AIM OF THE TASK: Find each line holding the word "xlabel" and give the total alone.

===== RECORDS SUPPLIED

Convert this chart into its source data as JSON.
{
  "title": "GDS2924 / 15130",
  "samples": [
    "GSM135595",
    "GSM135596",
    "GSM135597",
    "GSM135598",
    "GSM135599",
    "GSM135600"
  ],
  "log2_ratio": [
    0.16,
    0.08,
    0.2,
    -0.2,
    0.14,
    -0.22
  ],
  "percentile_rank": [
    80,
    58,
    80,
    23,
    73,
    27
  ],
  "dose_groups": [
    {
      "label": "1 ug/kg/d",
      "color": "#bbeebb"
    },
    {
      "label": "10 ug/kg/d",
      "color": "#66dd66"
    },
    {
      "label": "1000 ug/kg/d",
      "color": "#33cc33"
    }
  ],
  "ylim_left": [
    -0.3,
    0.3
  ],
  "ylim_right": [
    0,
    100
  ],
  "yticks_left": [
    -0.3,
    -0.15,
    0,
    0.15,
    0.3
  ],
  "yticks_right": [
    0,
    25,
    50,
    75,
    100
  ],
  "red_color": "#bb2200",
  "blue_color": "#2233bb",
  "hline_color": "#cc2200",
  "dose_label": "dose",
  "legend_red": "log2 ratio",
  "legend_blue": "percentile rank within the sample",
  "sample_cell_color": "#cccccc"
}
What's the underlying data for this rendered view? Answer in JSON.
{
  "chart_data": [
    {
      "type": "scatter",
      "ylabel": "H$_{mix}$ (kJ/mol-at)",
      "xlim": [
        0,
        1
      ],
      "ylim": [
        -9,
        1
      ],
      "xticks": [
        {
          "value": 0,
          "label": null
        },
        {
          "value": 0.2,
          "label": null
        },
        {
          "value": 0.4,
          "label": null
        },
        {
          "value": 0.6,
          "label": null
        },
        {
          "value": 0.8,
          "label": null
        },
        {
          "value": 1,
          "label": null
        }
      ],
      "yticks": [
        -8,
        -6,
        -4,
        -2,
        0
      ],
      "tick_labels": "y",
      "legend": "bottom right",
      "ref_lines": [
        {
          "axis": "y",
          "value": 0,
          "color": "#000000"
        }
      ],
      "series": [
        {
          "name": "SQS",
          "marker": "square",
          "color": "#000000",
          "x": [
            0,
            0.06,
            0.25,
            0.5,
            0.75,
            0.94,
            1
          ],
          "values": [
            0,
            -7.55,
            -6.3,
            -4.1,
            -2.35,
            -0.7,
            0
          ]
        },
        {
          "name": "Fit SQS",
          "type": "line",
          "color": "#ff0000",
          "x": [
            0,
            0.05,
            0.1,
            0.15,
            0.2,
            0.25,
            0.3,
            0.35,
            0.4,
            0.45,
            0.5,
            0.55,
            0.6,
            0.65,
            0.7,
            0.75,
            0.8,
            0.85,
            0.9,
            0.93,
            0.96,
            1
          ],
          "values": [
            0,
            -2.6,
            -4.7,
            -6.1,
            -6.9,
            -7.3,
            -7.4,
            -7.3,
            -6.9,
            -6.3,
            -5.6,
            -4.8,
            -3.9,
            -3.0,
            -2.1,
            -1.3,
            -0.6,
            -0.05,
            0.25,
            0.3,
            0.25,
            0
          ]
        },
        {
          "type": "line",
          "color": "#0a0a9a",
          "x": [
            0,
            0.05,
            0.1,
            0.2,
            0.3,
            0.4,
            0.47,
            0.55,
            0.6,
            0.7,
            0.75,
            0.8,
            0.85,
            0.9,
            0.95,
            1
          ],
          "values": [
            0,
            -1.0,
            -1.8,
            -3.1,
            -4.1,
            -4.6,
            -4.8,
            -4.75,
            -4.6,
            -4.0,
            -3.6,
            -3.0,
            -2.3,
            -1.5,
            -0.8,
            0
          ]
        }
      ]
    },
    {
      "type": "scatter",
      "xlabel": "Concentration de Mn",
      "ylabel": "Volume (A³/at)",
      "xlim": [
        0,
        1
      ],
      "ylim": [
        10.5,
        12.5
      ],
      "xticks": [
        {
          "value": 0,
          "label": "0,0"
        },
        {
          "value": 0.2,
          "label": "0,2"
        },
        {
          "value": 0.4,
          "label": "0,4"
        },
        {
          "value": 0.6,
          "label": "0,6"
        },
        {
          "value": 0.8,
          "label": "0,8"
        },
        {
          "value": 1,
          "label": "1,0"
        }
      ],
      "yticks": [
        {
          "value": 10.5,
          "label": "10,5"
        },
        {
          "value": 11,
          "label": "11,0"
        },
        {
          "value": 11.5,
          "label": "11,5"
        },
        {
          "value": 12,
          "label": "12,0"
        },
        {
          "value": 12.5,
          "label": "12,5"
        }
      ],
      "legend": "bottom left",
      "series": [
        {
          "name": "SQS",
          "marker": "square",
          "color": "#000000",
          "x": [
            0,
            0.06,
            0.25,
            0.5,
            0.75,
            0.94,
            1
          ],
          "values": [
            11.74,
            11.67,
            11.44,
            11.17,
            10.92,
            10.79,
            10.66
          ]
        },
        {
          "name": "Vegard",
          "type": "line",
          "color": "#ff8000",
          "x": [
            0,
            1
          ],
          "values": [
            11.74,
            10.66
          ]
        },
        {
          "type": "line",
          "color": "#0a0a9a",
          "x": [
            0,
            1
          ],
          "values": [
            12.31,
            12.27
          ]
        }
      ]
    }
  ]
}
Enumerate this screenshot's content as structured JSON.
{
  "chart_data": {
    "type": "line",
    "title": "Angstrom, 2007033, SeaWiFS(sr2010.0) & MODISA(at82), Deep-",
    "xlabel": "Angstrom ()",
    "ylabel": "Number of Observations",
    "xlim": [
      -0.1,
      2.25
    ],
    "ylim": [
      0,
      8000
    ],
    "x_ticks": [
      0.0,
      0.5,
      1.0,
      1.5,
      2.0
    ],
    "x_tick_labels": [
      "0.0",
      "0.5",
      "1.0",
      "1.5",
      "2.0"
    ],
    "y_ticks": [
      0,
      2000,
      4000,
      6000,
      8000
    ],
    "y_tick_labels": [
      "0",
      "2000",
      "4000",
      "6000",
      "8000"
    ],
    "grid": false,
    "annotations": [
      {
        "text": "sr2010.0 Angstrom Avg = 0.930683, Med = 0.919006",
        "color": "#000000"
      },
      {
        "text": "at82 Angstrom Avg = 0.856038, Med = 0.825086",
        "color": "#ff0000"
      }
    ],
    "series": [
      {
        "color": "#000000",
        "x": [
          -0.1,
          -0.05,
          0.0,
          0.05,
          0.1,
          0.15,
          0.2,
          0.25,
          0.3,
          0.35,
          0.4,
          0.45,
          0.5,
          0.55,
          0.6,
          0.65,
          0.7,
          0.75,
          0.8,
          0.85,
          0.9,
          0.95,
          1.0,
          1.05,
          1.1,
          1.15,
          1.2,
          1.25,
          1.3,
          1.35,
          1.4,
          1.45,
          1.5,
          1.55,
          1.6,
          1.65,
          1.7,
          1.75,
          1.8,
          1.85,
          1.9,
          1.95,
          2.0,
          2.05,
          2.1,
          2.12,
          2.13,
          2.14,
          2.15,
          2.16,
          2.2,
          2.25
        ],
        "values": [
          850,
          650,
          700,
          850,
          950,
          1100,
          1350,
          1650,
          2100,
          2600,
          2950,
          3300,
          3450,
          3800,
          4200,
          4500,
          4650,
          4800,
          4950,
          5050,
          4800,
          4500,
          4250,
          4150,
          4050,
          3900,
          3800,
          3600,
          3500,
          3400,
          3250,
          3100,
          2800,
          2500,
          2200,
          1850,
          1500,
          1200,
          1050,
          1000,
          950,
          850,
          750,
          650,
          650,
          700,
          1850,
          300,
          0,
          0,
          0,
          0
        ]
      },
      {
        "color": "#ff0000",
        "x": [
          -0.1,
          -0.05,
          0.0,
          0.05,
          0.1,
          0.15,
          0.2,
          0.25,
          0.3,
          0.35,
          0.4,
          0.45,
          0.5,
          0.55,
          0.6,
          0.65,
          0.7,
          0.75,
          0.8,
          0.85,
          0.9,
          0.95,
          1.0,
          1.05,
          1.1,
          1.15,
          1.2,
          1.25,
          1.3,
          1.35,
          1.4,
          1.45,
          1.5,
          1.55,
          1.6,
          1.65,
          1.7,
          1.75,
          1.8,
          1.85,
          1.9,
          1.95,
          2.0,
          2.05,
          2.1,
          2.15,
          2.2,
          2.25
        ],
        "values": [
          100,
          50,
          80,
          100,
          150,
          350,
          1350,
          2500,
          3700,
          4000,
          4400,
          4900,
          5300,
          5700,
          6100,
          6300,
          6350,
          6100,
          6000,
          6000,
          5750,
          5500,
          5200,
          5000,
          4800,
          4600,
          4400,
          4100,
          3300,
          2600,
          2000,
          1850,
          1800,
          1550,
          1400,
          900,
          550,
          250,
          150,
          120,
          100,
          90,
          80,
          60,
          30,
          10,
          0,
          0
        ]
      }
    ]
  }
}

==========

EXPECTED OUTPUT: 2